» Task objective
Skip the pictures. Reproduce all other material exactly.

-- begin Listed records --

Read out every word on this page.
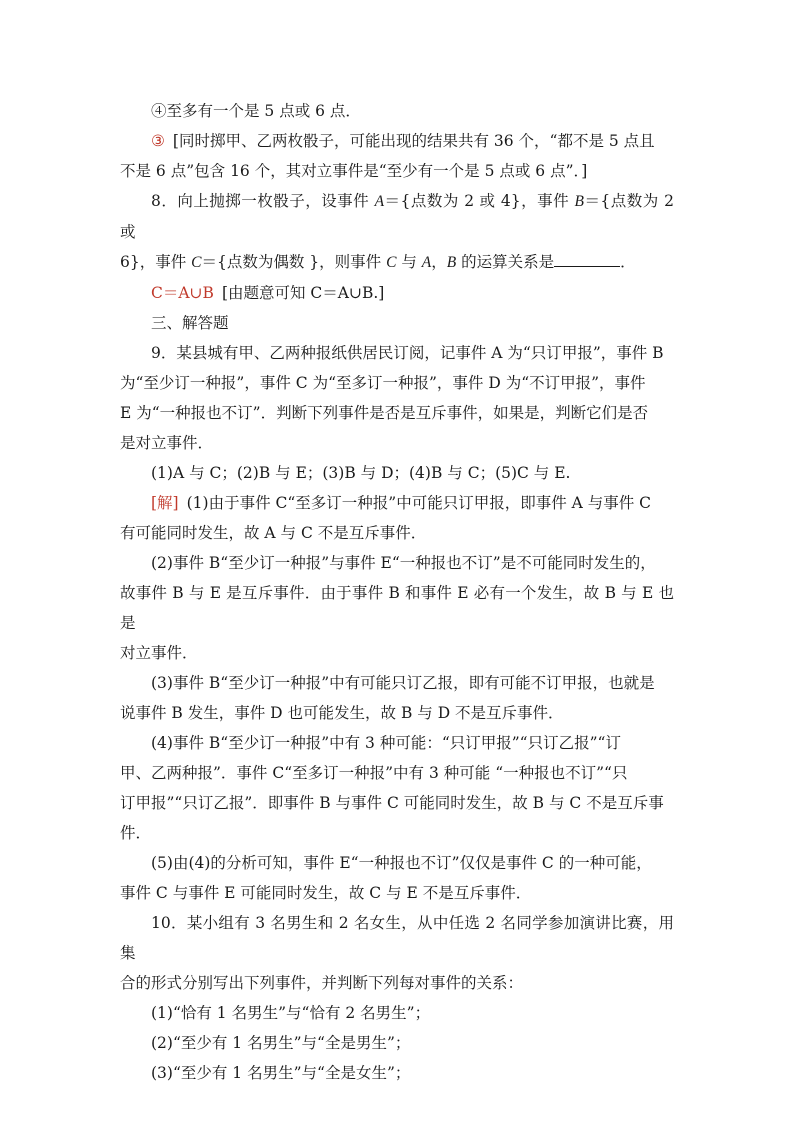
④至多有一个是 5 点或 6 点．

③ [同时掷甲、乙两枚骰子，可能出现的结果共有 36 个，“都不是 5 点且

不是 6 点”包含 16 个，其对立事件是“至少有一个是 5 点或 6 点”．]

8．向上抛掷一枚骰子，设事件 A＝{点数为 2 或 4}，事件 B＝{点数为 2 或

6}，事件 C＝{点数为偶数 }，则事件 C 与 A，B 的运算关系是	．

C＝A∪B [由题意可知 C＝A∪B.]

三、解答题

9．某县城有甲、乙两种报纸供居民订阅，记事件 A 为“只订甲报”，事件 B

为“至少订一种报”，事件 C 为“至多订一种报”，事件 D 为“不订甲报”，事件

E 为“一种报也不订”．判断下列事件是否是互斥事件，如果是，判断它们是否

是对立事件．

(1)A 与 C；(2)B 与 E；(3)B 与 D；(4)B 与 C；(5)C 与 E.

[解] (1)由于事件 C“至多订一种报”中可能只订甲报，即事件 A 与事件 C

有可能同时发生，故 A 与 C 不是互斥事件．

(2)事件 B“至少订一种报”与事件 E“一种报也不订”是不可能同时发生的，

故事件 B 与 E 是互斥事件．由于事件 B 和事件 E 必有一个发生，故 B 与 E 也是

对立事件．

(3)事件 B“至少订一种报”中有可能只订乙报，即有可能不订甲报，也就是

说事件 B 发生，事件 D 也可能发生，故 B 与 D 不是互斥事件．

(4)事件 B“至少订一种报”中有 3 种可能：“只订甲报”“只订乙报”“订

甲、乙两种报”．事件 C“至多订一种报”中有 3 种可能 “一种报也不订”“只

订甲报”“只订乙报”．即事件 B 与事件 C 可能同时发生，故 B 与 C 不是互斥事

件．

(5)由(4)的分析可知，事件 E“一种报也不订”仅仅是事件 C 的一种可能，

事件 C 与事件 E 可能同时发生，故 C 与 E 不是互斥事件．

10．某小组有 3 名男生和 2 名女生，从中任选 2 名同学参加演讲比赛，用集

合的形式分别写出下列事件，并判断下列每对事件的关系：

(1)“恰有 1 名男生”与“恰有 2 名男生”；

(2)“至少有 1 名男生”与“全是男生”；

(3)“至少有 1 名男生”与“全是女生”；
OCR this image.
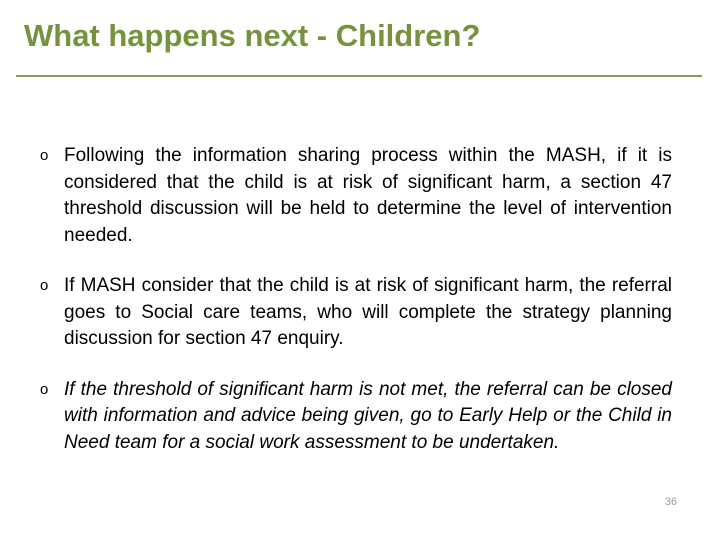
What happens next - Children?
o Following the information sharing process within the MASH, if it is considered that the child is at risk of significant harm, a section 47 threshold discussion will be held to determine the level of intervention needed.
o If MASH consider that the child is at risk of significant harm, the referral goes to Social care teams, who will complete the strategy planning discussion for section 47 enquiry.
o If the threshold of significant harm is not met, the referral can be closed with information and advice being given, go to Early Help or the Child in Need team for a social work assessment to be undertaken.
36
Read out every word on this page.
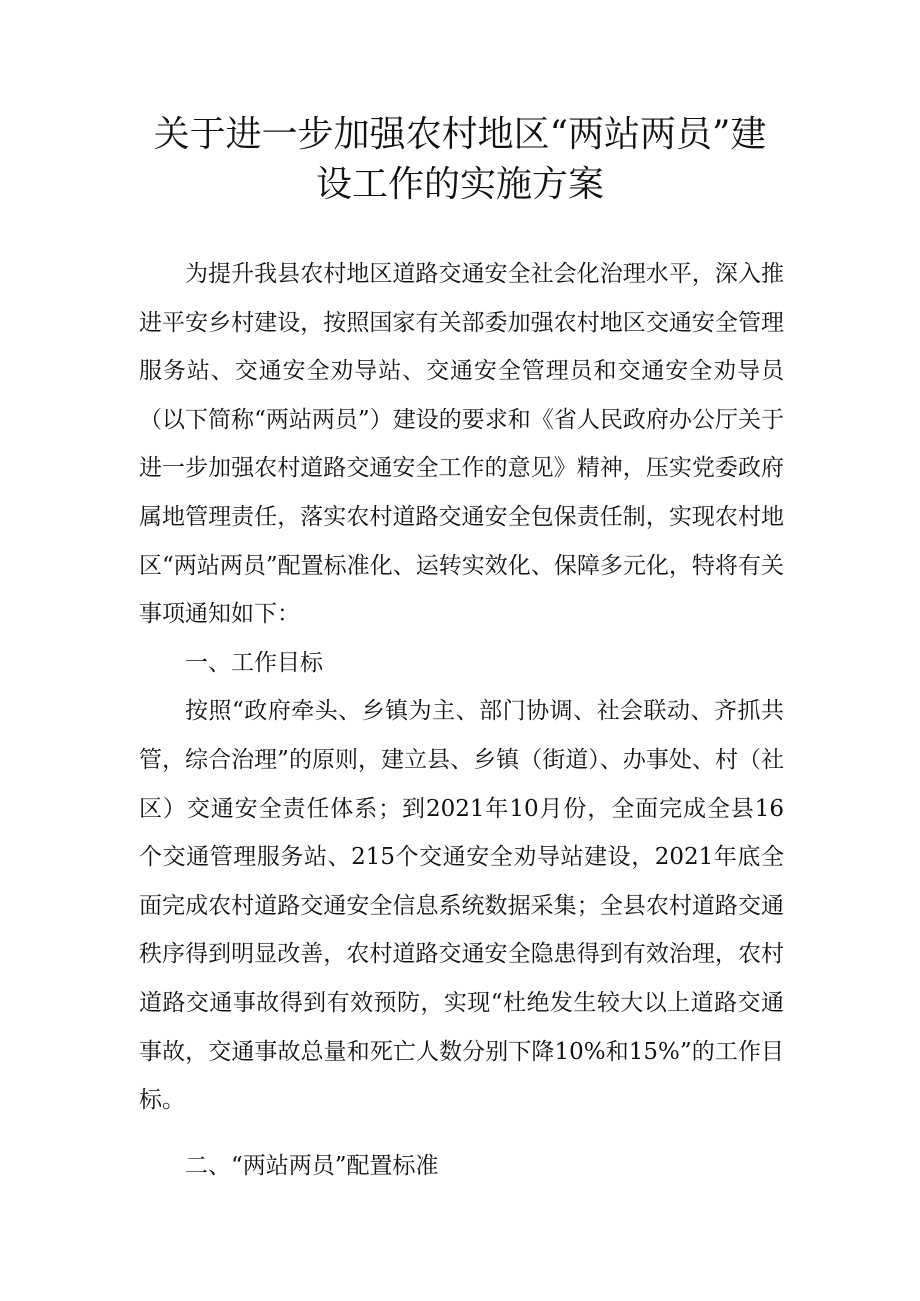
关于进一步加强农村地区“两站两员”建
设工作的实施方案

为提升我县农村地区道路交通安全社会化治理水平，深入推进平安乡村建设，按照国家有关部委加强农村地区交通安全管理服务站、交通安全劝导站、交通安全管理员和交通安全劝导员（以下简称“两站两员”）建设的要求和《省人民政府办公厅关于进一步加强农村道路交通安全工作的意见》精神，压实党委政府属地管理责任，落实农村道路交通安全包保责任制，实现农村地区“两站两员”配置标准化、运转实效化、保障多元化，特将有关事项通知如下：

一、工作目标

按照“政府牵头、乡镇为主、部门协调、社会联动、齐抓共管，综合治理”的原则，建立县、乡镇（街道）、办事处、村（社区）交通安全责任体系；到2021年10月份，全面完成全县16个交通管理服务站、215个交通安全劝导站建设，2021年底全面完成农村道路交通安全信息系统数据采集；全县农村道路交通秩序得到明显改善，农村道路交通安全隐患得到有效治理，农村道路交通事故得到有效预防，实现“杜绝发生较大以上道路交通事故，交通事故总量和死亡人数分别下降10%和15%”的工作目标。

二、“两站两员”配置标准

-- end Listed records --

» Correct answer
Read out every word on this page.
④至多有一个是 5 点或 6 点．

③ [同时掷甲、乙两枚骰子，可能出现的结果共有 36 个，“都不是 5 点且

不是 6 点”包含 16 个，其对立事件是“至少有一个是 5 点或 6 点”．]

8．向上抛掷一枚骰子，设事件 A＝{点数为 2 或 4}，事件 B＝{点数为 2 或

6}，事件 C＝{点数为偶数 }，则事件 C 与 A，B 的运算关系是	．

C＝A∪B [由题意可知 C＝A∪B.]

三、解答题

9．某县城有甲、乙两种报纸供居民订阅，记事件 A 为“只订甲报”，事件 B

为“至少订一种报”，事件 C 为“至多订一种报”，事件 D 为“不订甲报”，事件

E 为“一种报也不订”．判断下列事件是否是互斥事件，如果是，判断它们是否

是对立事件．

(1)A 与 C；(2)B 与 E；(3)B 与 D；(4)B 与 C；(5)C 与 E.

[解] (1)由于事件 C“至多订一种报”中可能只订甲报，即事件 A 与事件 C

有可能同时发生，故 A 与 C 不是互斥事件．

(2)事件 B“至少订一种报”与事件 E“一种报也不订”是不可能同时发生的，

故事件 B 与 E 是互斥事件．由于事件 B 和事件 E 必有一个发生，故 B 与 E 也是

对立事件．

(3)事件 B“至少订一种报”中有可能只订乙报，即有可能不订甲报，也就是

说事件 B 发生，事件 D 也可能发生，故 B 与 D 不是互斥事件．

(4)事件 B“至少订一种报”中有 3 种可能：“只订甲报”“只订乙报”“订

甲、乙两种报”．事件 C“至多订一种报”中有 3 种可能 “一种报也不订”“只

订甲报”“只订乙报”．即事件 B 与事件 C 可能同时发生，故 B 与 C 不是互斥事

件．

(5)由(4)的分析可知，事件 E“一种报也不订”仅仅是事件 C 的一种可能，

事件 C 与事件 E 可能同时发生，故 C 与 E 不是互斥事件．

10．某小组有 3 名男生和 2 名女生，从中任选 2 名同学参加演讲比赛，用集

合的形式分别写出下列事件，并判断下列每对事件的关系：

(1)“恰有 1 名男生”与“恰有 2 名男生”；

(2)“至少有 1 名男生”与“全是男生”；

(3)“至少有 1 名男生”与“全是女生”；
OCR this image.
What happens next - Children?
o Following the information sharing process within the MASH, if it is considered that the child is at risk of significant harm, a section 47 threshold discussion will be held to determine the level of intervention needed.
o If MASH consider that the child is at risk of significant harm, the referral goes to Social care teams, who will complete the strategy planning discussion for section 47 enquiry.
o If the threshold of significant harm is not met, the referral can be closed with information and advice being given, go to Early Help or the Child in Need team for a social work assessment to be undertaken.
36
Read out every word on this page.
关于进一步加强农村地区“两站两员”建
设工作的实施方案

为提升我县农村地区道路交通安全社会化治理水平，深入推进平安乡村建设，按照国家有关部委加强农村地区交通安全管理服务站、交通安全劝导站、交通安全管理员和交通安全劝导员（以下简称“两站两员”）建设的要求和《省人民政府办公厅关于进一步加强农村道路交通安全工作的意见》精神，压实党委政府属地管理责任，落实农村道路交通安全包保责任制，实现农村地区“两站两员”配置标准化、运转实效化、保障多元化，特将有关事项通知如下：

一、工作目标

按照“政府牵头、乡镇为主、部门协调、社会联动、齐抓共管，综合治理”的原则，建立县、乡镇（街道）、办事处、村（社区）交通安全责任体系；到2021年10月份，全面完成全县16个交通管理服务站、215个交通安全劝导站建设，2021年底全面完成农村道路交通安全信息系统数据采集；全县农村道路交通秩序得到明显改善，农村道路交通安全隐患得到有效治理，农村道路交通事故得到有效预防，实现“杜绝发生较大以上道路交通事故，交通事故总量和死亡人数分别下降10%和15%”的工作目标。

二、“两站两员”配置标准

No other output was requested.